Show every line containing "name" by copying it.
• • • • • • •
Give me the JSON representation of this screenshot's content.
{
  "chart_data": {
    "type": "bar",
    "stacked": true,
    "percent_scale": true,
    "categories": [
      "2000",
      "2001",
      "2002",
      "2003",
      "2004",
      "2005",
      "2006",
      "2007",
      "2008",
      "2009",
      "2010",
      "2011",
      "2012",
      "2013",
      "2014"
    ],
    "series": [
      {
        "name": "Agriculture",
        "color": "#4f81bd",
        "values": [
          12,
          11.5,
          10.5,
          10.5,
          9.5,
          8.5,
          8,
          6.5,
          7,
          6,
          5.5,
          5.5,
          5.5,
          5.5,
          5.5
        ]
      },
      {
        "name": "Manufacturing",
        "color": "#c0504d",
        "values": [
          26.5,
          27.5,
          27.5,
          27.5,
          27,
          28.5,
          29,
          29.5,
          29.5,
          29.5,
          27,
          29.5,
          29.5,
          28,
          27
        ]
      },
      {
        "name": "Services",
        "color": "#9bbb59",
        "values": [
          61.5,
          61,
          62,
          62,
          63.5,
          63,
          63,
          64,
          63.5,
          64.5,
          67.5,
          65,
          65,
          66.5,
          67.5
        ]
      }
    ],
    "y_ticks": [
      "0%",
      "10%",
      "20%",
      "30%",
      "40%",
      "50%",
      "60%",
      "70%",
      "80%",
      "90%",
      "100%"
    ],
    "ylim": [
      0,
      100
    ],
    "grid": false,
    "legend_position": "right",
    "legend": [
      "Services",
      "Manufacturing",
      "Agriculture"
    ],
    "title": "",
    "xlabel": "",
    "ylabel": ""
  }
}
• • • • • • •
— FINAL RESULT —
        "name": "Agriculture",
        "name": "Manufacturing",
        "name": "Services",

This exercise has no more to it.